TASK DIRECTIONS = Every line below that holds the string "sexo" should be copied out.

== EXERCISE INPUTS

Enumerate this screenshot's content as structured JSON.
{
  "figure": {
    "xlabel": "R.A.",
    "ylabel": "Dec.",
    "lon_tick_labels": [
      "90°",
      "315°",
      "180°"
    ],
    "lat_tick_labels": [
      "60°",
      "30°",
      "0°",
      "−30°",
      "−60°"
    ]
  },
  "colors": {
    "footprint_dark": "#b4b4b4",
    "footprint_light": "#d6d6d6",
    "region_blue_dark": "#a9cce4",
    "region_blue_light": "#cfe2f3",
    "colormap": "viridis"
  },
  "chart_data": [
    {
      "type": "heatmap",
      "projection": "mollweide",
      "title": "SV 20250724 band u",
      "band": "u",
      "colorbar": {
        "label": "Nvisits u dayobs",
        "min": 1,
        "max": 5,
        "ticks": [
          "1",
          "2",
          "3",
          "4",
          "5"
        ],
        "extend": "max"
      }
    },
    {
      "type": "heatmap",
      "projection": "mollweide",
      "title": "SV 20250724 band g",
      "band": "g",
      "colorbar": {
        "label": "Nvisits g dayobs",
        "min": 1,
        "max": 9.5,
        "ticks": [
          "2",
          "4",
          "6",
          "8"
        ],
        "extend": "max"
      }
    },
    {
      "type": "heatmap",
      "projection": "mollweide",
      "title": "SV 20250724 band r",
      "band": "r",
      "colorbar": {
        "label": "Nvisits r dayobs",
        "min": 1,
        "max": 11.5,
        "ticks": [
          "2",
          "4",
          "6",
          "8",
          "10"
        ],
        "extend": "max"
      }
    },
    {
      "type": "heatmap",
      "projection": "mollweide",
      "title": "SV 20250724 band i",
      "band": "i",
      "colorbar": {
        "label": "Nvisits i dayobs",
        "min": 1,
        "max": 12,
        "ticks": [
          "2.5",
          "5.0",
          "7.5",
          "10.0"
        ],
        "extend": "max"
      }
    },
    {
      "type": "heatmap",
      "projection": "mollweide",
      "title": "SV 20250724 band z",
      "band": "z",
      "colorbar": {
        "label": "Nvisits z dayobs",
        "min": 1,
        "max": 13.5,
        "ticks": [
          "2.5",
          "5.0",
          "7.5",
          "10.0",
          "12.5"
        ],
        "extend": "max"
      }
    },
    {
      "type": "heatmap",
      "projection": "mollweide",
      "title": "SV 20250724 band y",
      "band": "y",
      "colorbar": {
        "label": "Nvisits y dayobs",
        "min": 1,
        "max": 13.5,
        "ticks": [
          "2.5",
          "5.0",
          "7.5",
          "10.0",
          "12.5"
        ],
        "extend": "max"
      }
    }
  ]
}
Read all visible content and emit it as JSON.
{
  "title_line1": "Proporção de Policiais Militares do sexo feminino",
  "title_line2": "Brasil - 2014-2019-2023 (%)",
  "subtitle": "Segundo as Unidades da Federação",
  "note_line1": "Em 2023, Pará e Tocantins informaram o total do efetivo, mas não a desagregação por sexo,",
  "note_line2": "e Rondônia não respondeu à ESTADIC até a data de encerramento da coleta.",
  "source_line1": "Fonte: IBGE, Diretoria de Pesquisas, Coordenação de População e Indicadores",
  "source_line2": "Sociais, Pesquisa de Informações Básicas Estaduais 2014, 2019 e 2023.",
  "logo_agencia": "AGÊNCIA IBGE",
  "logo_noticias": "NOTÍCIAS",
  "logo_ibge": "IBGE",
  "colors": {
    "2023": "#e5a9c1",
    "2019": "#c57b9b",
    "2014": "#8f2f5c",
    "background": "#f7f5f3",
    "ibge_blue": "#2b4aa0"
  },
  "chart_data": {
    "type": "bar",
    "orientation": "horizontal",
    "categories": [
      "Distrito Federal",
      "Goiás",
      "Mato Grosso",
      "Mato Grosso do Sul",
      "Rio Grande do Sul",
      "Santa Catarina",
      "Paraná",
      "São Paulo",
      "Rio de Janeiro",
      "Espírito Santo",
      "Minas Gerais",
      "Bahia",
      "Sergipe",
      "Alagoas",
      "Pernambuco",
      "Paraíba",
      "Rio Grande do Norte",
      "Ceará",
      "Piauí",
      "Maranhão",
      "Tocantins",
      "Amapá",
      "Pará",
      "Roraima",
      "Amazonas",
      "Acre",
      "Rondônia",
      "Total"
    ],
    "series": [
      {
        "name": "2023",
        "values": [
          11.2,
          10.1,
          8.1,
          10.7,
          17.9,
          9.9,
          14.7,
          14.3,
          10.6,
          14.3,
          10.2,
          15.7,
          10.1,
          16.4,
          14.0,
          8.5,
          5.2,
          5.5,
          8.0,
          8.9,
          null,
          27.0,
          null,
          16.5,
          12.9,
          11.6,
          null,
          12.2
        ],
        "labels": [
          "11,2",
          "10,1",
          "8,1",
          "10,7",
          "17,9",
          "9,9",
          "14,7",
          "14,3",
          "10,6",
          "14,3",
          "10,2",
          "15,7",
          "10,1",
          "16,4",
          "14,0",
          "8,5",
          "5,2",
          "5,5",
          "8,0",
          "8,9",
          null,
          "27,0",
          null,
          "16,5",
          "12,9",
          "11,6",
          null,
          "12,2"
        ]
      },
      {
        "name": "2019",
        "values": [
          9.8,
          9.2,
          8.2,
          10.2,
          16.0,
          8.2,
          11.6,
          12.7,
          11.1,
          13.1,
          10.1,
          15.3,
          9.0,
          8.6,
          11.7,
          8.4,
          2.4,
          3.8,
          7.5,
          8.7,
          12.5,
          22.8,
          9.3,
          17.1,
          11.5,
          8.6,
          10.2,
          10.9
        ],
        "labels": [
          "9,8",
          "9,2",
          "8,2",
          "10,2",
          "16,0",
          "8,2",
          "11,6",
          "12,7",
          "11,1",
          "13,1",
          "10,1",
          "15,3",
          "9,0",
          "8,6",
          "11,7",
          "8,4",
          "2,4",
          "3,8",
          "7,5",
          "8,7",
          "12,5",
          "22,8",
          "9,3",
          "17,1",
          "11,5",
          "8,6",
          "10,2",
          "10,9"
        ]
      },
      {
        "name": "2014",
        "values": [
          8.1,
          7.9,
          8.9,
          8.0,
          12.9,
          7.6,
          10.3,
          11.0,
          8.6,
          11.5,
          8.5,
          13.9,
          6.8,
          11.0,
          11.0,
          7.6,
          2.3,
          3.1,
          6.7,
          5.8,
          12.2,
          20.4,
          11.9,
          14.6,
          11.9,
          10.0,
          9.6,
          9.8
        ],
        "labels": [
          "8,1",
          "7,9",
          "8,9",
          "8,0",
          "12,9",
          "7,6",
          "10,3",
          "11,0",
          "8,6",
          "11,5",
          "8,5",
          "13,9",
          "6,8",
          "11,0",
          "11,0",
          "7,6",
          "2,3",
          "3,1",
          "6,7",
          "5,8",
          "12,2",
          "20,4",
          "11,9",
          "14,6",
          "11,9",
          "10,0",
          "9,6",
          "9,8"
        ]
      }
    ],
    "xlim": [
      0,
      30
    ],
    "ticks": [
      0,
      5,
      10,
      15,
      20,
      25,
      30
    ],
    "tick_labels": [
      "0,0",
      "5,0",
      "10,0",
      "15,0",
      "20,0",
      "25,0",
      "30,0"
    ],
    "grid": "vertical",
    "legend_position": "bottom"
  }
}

====

FINISHED ANSWER =
  "title_line1": "Proporção de Policiais Militares do sexo feminino",
  "note_line1": "Em 2023, Pará e Tocantins informaram o total do efetivo, mas não a desagregação por sexo,",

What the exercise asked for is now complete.